* _GIVEN INSTRUCTION_:
Retype the material word for word.

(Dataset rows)
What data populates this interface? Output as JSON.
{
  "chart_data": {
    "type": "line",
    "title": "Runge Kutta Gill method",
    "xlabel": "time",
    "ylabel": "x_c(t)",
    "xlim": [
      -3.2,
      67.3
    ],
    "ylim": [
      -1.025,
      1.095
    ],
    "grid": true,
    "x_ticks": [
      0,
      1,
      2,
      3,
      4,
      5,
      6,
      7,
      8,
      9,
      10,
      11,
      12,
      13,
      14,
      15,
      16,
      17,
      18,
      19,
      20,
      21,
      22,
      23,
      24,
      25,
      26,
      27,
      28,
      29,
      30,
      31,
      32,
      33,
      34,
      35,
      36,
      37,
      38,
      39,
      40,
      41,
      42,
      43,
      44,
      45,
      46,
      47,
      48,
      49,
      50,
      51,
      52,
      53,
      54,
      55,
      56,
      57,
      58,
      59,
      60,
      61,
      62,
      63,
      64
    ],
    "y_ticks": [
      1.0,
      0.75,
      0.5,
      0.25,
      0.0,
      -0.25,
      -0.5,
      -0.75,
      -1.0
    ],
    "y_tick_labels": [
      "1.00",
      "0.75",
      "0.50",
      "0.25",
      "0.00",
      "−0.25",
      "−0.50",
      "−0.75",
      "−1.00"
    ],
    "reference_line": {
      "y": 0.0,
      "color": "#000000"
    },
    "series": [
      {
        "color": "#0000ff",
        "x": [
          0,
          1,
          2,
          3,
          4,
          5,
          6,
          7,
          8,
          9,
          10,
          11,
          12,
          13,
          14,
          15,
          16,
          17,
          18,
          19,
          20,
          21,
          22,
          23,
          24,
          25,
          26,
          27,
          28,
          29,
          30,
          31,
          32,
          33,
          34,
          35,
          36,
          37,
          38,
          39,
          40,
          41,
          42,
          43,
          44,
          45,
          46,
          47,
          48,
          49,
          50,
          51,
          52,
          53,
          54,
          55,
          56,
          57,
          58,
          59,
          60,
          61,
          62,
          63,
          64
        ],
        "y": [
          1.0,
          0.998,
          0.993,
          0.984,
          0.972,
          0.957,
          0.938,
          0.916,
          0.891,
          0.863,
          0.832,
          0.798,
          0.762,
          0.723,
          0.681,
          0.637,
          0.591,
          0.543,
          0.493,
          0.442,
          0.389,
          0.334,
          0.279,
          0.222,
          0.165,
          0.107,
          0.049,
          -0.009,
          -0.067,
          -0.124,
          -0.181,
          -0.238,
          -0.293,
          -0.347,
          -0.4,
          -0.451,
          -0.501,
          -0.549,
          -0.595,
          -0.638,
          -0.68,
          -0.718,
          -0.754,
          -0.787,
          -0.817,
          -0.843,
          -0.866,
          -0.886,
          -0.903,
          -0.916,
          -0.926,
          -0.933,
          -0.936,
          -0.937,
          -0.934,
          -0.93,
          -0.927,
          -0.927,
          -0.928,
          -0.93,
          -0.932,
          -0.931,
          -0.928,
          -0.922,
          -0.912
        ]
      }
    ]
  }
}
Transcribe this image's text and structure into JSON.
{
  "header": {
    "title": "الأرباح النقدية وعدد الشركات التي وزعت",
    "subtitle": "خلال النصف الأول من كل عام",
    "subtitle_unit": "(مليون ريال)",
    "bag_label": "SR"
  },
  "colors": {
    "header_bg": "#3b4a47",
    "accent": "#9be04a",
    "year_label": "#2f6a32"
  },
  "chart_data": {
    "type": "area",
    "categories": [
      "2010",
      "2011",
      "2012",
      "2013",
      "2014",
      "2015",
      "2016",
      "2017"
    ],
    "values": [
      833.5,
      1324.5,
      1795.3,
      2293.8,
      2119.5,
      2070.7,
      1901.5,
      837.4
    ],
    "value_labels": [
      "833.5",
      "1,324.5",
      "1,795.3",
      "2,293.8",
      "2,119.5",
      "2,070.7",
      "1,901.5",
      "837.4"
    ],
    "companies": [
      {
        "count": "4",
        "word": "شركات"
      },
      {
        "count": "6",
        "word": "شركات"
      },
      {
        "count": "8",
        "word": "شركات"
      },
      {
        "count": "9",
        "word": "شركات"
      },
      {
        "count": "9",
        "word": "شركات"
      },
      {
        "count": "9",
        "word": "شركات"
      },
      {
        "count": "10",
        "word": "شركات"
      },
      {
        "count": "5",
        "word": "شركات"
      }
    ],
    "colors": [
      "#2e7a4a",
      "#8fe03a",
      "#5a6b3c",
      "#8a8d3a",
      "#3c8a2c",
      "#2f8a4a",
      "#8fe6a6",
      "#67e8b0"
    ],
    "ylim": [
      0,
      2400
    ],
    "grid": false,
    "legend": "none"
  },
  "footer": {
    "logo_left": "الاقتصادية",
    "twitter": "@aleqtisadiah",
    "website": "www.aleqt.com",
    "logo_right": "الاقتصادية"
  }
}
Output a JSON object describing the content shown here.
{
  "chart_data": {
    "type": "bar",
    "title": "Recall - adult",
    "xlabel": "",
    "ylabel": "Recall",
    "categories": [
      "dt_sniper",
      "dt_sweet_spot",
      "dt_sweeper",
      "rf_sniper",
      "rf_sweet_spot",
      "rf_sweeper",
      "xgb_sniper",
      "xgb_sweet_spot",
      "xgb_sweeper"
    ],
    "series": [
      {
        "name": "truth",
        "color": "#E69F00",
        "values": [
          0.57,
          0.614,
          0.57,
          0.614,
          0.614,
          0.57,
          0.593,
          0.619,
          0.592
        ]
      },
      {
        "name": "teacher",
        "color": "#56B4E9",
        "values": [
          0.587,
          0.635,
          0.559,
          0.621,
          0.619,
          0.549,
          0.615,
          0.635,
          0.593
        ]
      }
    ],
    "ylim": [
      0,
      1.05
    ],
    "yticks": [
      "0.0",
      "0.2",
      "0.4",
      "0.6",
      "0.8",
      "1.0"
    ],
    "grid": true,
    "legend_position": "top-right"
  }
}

* _OUTPUT_:
What data populates this interface? Output as JSON.
{
  "chart_data": {
    "type": "line",
    "title": "Runge Kutta Gill method",
    "xlabel": "time",
    "ylabel": "x_c(t)",
    "xlim": [
      -3.2,
      67.3
    ],
    "ylim": [
      -1.025,
      1.095
    ],
    "grid": true,
    "x_ticks": [
      0,
      1,
      2,
      3,
      4,
      5,
      6,
      7,
      8,
      9,
      10,
      11,
      12,
      13,
      14,
      15,
      16,
      17,
      18,
      19,
      20,
      21,
      22,
      23,
      24,
      25,
      26,
      27,
      28,
      29,
      30,
      31,
      32,
      33,
      34,
      35,
      36,
      37,
      38,
      39,
      40,
      41,
      42,
      43,
      44,
      45,
      46,
      47,
      48,
      49,
      50,
      51,
      52,
      53,
      54,
      55,
      56,
      57,
      58,
      59,
      60,
      61,
      62,
      63,
      64
    ],
    "y_ticks": [
      1.0,
      0.75,
      0.5,
      0.25,
      0.0,
      -0.25,
      -0.5,
      -0.75,
      -1.0
    ],
    "y_tick_labels": [
      "1.00",
      "0.75",
      "0.50",
      "0.25",
      "0.00",
      "−0.25",
      "−0.50",
      "−0.75",
      "−1.00"
    ],
    "reference_line": {
      "y": 0.0,
      "color": "#000000"
    },
    "series": [
      {
        "color": "#0000ff",
        "x": [
          0,
          1,
          2,
          3,
          4,
          5,
          6,
          7,
          8,
          9,
          10,
          11,
          12,
          13,
          14,
          15,
          16,
          17,
          18,
          19,
          20,
          21,
          22,
          23,
          24,
          25,
          26,
          27,
          28,
          29,
          30,
          31,
          32,
          33,
          34,
          35,
          36,
          37,
          38,
          39,
          40,
          41,
          42,
          43,
          44,
          45,
          46,
          47,
          48,
          49,
          50,
          51,
          52,
          53,
          54,
          55,
          56,
          57,
          58,
          59,
          60,
          61,
          62,
          63,
          64
        ],
        "y": [
          1.0,
          0.998,
          0.993,
          0.984,
          0.972,
          0.957,
          0.938,
          0.916,
          0.891,
          0.863,
          0.832,
          0.798,
          0.762,
          0.723,
          0.681,
          0.637,
          0.591,
          0.543,
          0.493,
          0.442,
          0.389,
          0.334,
          0.279,
          0.222,
          0.165,
          0.107,
          0.049,
          -0.009,
          -0.067,
          -0.124,
          -0.181,
          -0.238,
          -0.293,
          -0.347,
          -0.4,
          -0.451,
          -0.501,
          -0.549,
          -0.595,
          -0.638,
          -0.68,
          -0.718,
          -0.754,
          -0.787,
          -0.817,
          -0.843,
          -0.866,
          -0.886,
          -0.903,
          -0.916,
          -0.926,
          -0.933,
          -0.936,
          -0.937,
          -0.934,
          -0.93,
          -0.927,
          -0.927,
          -0.928,
          -0.93,
          -0.932,
          -0.931,
          -0.928,
          -0.922,
          -0.912
        ]
      }
    ]
  }
}
Transcribe this image's text and structure into JSON.
{
  "header": {
    "title": "الأرباح النقدية وعدد الشركات التي وزعت",
    "subtitle": "خلال النصف الأول من كل عام",
    "subtitle_unit": "(مليون ريال)",
    "bag_label": "SR"
  },
  "colors": {
    "header_bg": "#3b4a47",
    "accent": "#9be04a",
    "year_label": "#2f6a32"
  },
  "chart_data": {
    "type": "area",
    "categories": [
      "2010",
      "2011",
      "2012",
      "2013",
      "2014",
      "2015",
      "2016",
      "2017"
    ],
    "values": [
      833.5,
      1324.5,
      1795.3,
      2293.8,
      2119.5,
      2070.7,
      1901.5,
      837.4
    ],
    "value_labels": [
      "833.5",
      "1,324.5",
      "1,795.3",
      "2,293.8",
      "2,119.5",
      "2,070.7",
      "1,901.5",
      "837.4"
    ],
    "companies": [
      {
        "count": "4",
        "word": "شركات"
      },
      {
        "count": "6",
        "word": "شركات"
      },
      {
        "count": "8",
        "word": "شركات"
      },
      {
        "count": "9",
        "word": "شركات"
      },
      {
        "count": "9",
        "word": "شركات"
      },
      {
        "count": "9",
        "word": "شركات"
      },
      {
        "count": "10",
        "word": "شركات"
      },
      {
        "count": "5",
        "word": "شركات"
      }
    ],
    "colors": [
      "#2e7a4a",
      "#8fe03a",
      "#5a6b3c",
      "#8a8d3a",
      "#3c8a2c",
      "#2f8a4a",
      "#8fe6a6",
      "#67e8b0"
    ],
    "ylim": [
      0,
      2400
    ],
    "grid": false,
    "legend": "none"
  },
  "footer": {
    "logo_left": "الاقتصادية",
    "twitter": "@aleqtisadiah",
    "website": "www.aleqt.com",
    "logo_right": "الاقتصادية"
  }
}
Output a JSON object describing the content shown here.
{
  "chart_data": {
    "type": "bar",
    "title": "Recall - adult",
    "xlabel": "",
    "ylabel": "Recall",
    "categories": [
      "dt_sniper",
      "dt_sweet_spot",
      "dt_sweeper",
      "rf_sniper",
      "rf_sweet_spot",
      "rf_sweeper",
      "xgb_sniper",
      "xgb_sweet_spot",
      "xgb_sweeper"
    ],
    "series": [
      {
        "name": "truth",
        "color": "#E69F00",
        "values": [
          0.57,
          0.614,
          0.57,
          0.614,
          0.614,
          0.57,
          0.593,
          0.619,
          0.592
        ]
      },
      {
        "name": "teacher",
        "color": "#56B4E9",
        "values": [
          0.587,
          0.635,
          0.559,
          0.621,
          0.619,
          0.549,
          0.615,
          0.635,
          0.593
        ]
      }
    ],
    "ylim": [
      0,
      1.05
    ],
    "yticks": [
      "0.0",
      "0.2",
      "0.4",
      "0.6",
      "0.8",
      "1.0"
    ],
    "grid": true,
    "legend_position": "top-right"
  }
}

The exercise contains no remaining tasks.